- Consegna a
Riporta in una tabella Markdown le righe dei record, dall'inizio dei record fino alla riga che contiene "The flanged or enlarged portion 108", compresa. Usa le colonne "Numero" e "Riga del record", salta le righe vuote e lascia fuori le immagini.

═════ Brano fornito ═════

Reddito di cittadinanza, fannulloni o mancanza di lavoro?

Una “divanologia trasversale a tutti partiti, che è diventata senso comune”, diffondendo l’idea che i percettori del reddito di cittadinanza siano nullafacenti che si riutano di lavorare. Si esprime così Chiara Saraceno, esperta di politiche sociali, nel format Mezz’ora con di Memoria e Futuro dello scorso 6 dicembre.

Con pacatezza ma con fermezza mette a nudo la situazione, ricorda che tutti i paesi europei hanno “misure di garanzia per i poveri”, senza distinguere tra occupabili e no, e che l’Italia è arrivata in ritardo, ultima in Europa, ad introdurla.

Una categoria, quella degli occupabili, che la sociologa definisce “astratta”, in quanto non tiene conto della situazione reale. Come si può definire occupabile un adulto, al di sopra dei 18 anni e sotto i 65, non malato e senza minori a carico, ignorando che per lavorare sono necessarie competenze e qualifiche adeguate alla domanda di lavoro? E non basta, bisogna che viva in “contesti in cui il mercato del lavoro ha una domanda”.

Comunque si dimentica – aggiunge Saraceno – che i lavori che si trovano sono “lavori poveri”, sottopagati, precari, che non consentono di sopravvivere con un minimo di dignità. Tanto è vero che ci sono famiglie che percepiscono il reddito, e sono quindi sotto la soglia di povertà, sebbene ci sia tra loro un occupato.

Al suo nascere, il reddito è stato proposto, tuttavia, non come politica di sostegno, che avrebbe dovuto essere accompagnata da misure di inclusione sociale, ma come politica attiva del lavoro, e sotto questo profilo – a parere di Saraceno – non poteva che fallire. E non perché l’Italia non abbia bisogno di politiche attive per il lavoro, ma perché questa misura non ne aveva le caratteristiche.

Per avere politiche per il lavoro degne di questo nome, bisognerebbe investire in risorse e in azioni capaci di contribuire a creare “domanda di lavoro non sfruttatoria”. Si è già visto quanto sia difficile con il programma GOI (Garanzia di occupabilità), con il quale sono state formate 300mila persone che, per lo più, lavoro non ne hanno trovato.

═════

- Consegna b
Elenca tutte le espressioni che nel brano sul reddito di cittadinanza compaiono tra virgolette.

═════ Dati estratti ═════

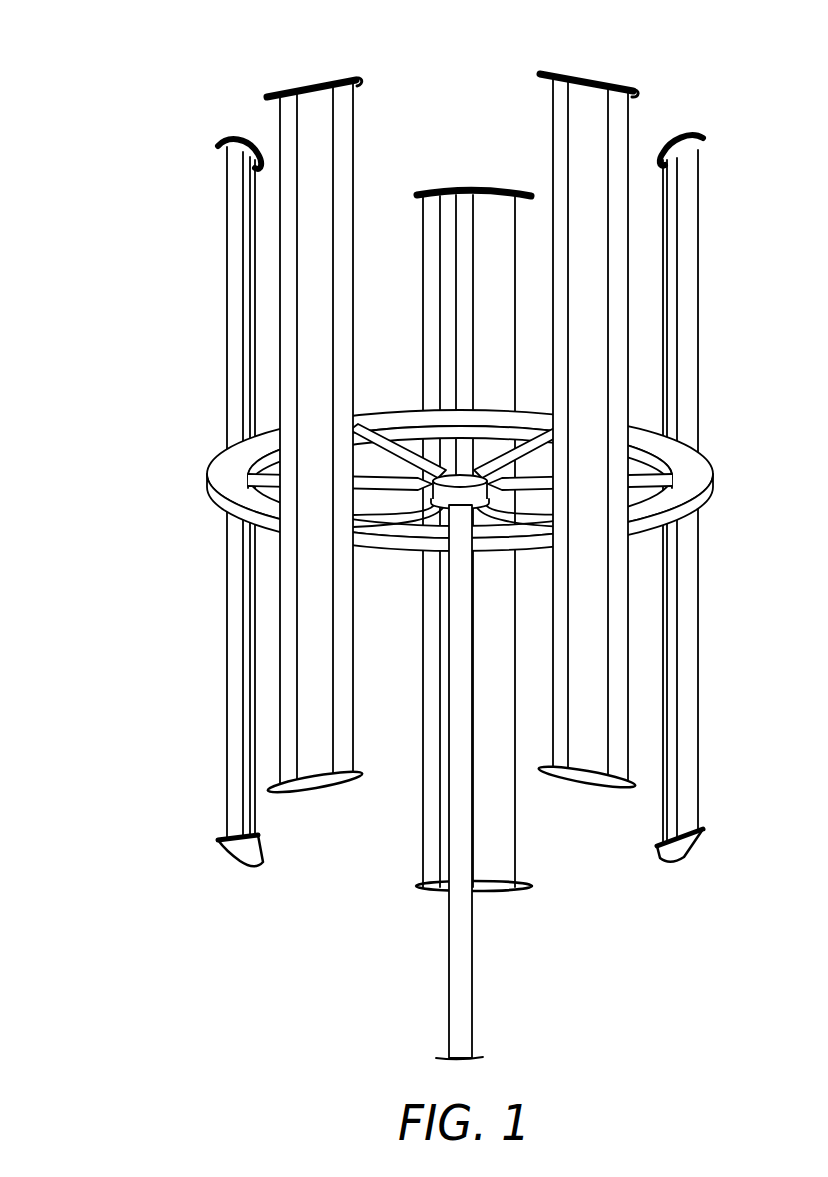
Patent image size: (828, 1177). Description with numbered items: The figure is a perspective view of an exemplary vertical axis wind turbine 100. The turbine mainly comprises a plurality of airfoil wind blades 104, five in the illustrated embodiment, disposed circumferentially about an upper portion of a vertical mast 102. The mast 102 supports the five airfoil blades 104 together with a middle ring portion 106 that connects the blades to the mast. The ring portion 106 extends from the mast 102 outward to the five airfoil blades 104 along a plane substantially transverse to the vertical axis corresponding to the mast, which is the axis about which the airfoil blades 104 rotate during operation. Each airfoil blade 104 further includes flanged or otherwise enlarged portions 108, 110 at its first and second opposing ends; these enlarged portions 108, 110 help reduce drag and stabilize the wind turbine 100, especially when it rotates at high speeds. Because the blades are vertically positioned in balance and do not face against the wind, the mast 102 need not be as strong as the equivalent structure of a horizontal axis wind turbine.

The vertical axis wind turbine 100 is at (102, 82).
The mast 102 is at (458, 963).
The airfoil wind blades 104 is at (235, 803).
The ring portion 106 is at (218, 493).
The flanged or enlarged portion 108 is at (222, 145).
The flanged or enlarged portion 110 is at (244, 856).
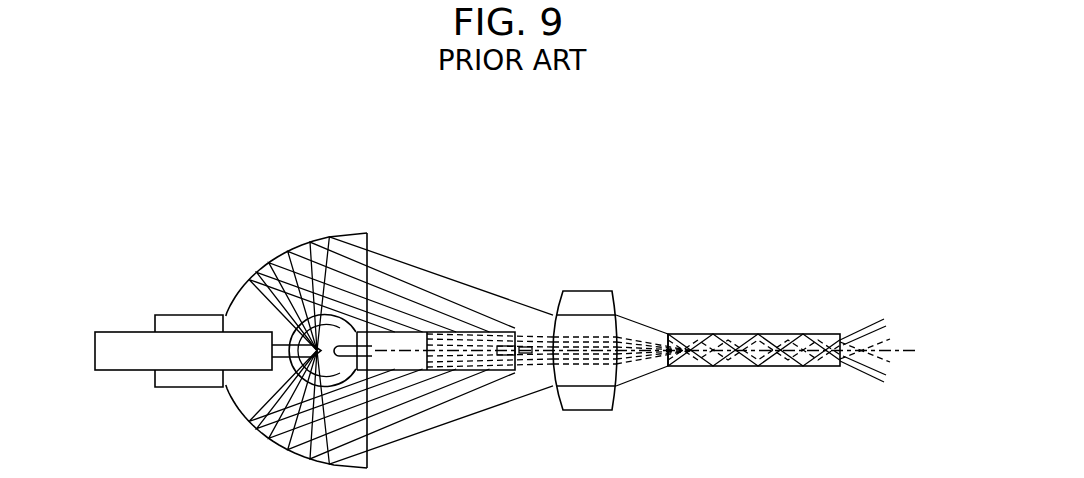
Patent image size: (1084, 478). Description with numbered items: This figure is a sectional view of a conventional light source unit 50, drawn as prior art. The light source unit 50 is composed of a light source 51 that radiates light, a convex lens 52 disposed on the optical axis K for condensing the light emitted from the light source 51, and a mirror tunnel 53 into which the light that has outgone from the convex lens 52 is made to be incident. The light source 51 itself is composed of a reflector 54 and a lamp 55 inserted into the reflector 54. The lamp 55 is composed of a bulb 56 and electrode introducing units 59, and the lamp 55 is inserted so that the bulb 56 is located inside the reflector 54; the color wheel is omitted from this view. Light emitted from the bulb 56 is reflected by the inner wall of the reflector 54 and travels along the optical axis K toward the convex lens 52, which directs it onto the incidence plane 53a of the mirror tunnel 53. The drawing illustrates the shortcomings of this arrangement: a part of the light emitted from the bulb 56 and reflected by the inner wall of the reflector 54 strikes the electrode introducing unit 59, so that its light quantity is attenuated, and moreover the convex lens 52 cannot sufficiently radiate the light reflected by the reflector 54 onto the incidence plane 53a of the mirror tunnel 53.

═════

- Risposta scritta a
| Numero | Riga del record |
|---|---|
| 1 | Patent image size: (828, 1177). Description with numbered items: The figure is a perspective view of an exemplary vertical axis wind turbine 100. The turbine mainly comprises a plurality of airfoil wind blades 104, five in the illustrated embodiment, disposed circumferentially about an upper portion of a vertical mast 102. The mast 102 supports the five airfoil blades 104 together with a middle ring portion 106 that connects the blades to the mast. The ring portion 106 extends from the mast 102 outward to the five airfoil blades 104 along a plane substantially transverse to the vertical axis corresponding to the mast, which is the axis about which the airfoil blades 104 rotate during operation. Each airfoil blade 104 further includes flanged or otherwise enlarged portions 108, 110 at its first and second opposing ends; these enlarged portions 108, 110 help reduce drag and stabilize the wind turbine 100, especially when it rotates at high speeds. Because the blades are vertically positioned in balance and do not face against the wind, the mast 102 need not be as strong as the equivalent structure of a horizontal axis wind turbine. |
| 2 | The vertical axis wind turbine 100 is at (102, 82). |
| 3 | The mast 102 is at (458, 963). |
| 4 | The airfoil wind blades 104 is at (235, 803). |
| 5 | The ring portion 106 is at (218, 493). |
| 6 | The flanged or enlarged portion 108 is at (222, 145). |

- Risposta scritta b
- “divanologia trasversale a tutti partiti, che è diventata senso comune”
- “misure di garanzia per i poveri”
- “astratta”
- “contesti in cui il mercato del lavoro ha una domanda”
- “lavori poveri”
- “domanda di lavoro non sfruttatoria”